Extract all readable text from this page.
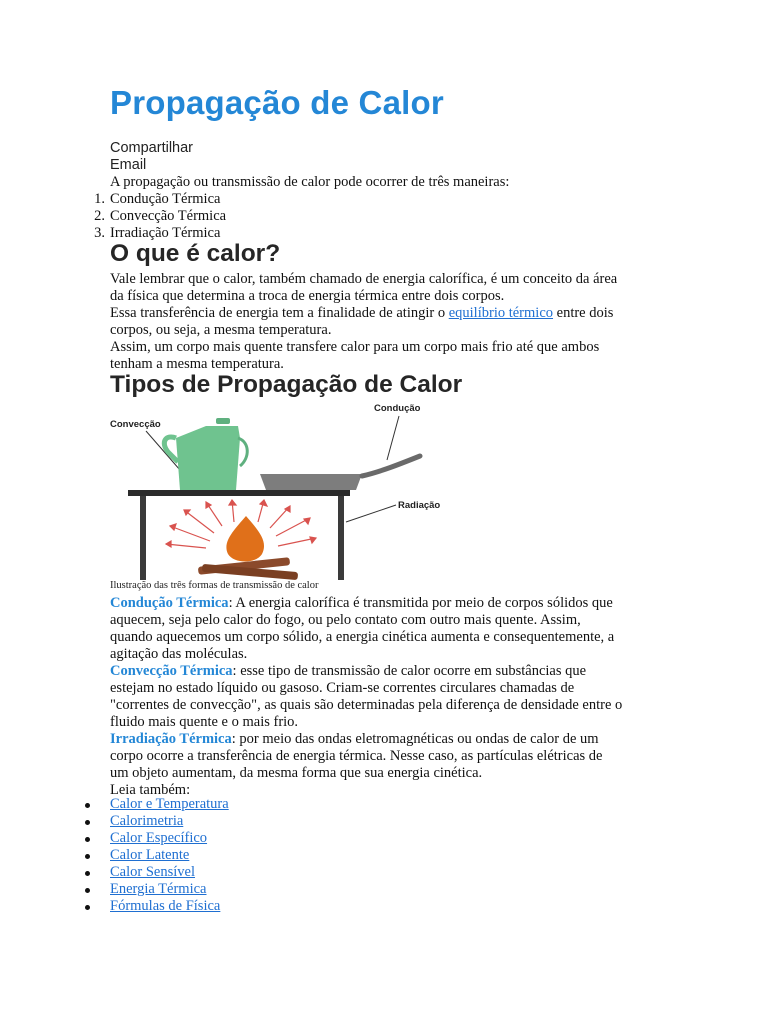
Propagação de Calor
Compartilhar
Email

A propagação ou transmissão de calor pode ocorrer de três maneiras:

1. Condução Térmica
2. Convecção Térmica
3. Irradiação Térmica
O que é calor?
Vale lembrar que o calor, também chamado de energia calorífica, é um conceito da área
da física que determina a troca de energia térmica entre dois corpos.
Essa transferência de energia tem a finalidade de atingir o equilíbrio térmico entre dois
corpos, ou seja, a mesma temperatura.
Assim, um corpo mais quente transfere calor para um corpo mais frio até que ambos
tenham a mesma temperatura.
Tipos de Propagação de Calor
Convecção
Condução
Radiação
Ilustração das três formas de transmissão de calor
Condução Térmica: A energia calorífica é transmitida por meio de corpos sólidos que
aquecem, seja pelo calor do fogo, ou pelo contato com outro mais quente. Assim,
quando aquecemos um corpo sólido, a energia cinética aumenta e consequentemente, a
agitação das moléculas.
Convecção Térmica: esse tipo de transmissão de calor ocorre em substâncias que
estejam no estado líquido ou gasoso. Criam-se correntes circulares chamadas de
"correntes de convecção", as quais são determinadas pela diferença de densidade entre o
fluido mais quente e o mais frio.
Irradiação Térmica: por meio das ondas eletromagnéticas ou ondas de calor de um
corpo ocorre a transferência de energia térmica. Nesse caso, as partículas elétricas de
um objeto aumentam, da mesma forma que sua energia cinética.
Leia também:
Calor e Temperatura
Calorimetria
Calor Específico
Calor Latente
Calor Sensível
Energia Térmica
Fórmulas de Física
* * *
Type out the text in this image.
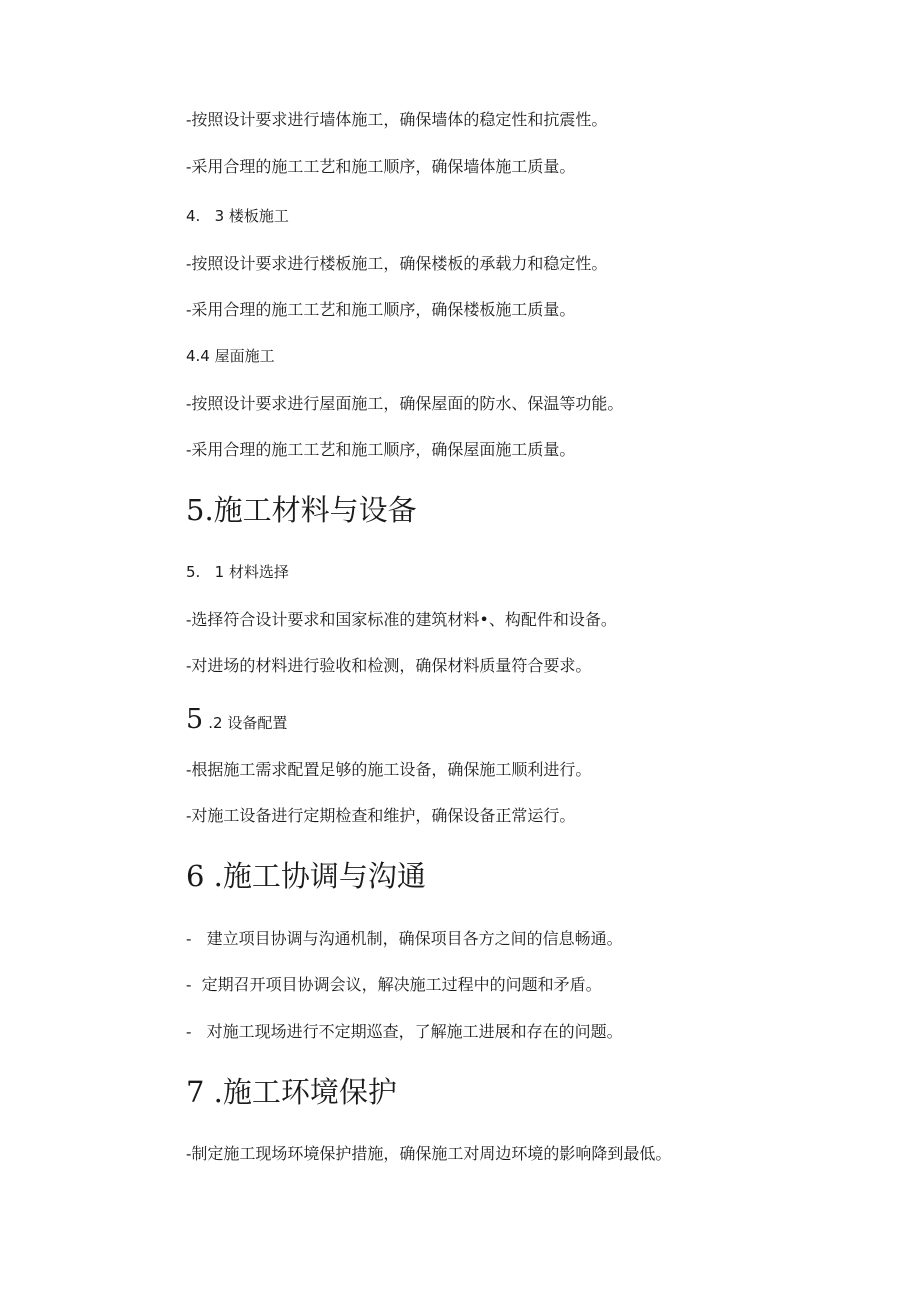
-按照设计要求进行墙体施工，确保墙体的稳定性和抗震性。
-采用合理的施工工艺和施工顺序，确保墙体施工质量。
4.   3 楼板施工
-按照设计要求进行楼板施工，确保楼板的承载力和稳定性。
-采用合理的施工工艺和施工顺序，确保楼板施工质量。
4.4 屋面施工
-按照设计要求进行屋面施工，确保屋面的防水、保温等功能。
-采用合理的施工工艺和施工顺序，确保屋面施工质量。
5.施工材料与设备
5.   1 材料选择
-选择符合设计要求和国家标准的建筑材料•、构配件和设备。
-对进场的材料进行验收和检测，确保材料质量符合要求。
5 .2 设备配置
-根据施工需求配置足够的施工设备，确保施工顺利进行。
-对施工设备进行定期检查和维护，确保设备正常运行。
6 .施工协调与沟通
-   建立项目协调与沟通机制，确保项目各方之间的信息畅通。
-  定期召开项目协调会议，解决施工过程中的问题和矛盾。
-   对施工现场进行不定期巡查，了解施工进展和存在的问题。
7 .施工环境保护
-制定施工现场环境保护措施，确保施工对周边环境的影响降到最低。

--- Problem to solve ---
Search the listing for the string "mesma". Copy each line where it turns up.

--- Response ---
corpos, ou seja, a mesma temperatura.
tenham a mesma temperatura.
um objeto aumentam, da mesma forma que sua energia cinética.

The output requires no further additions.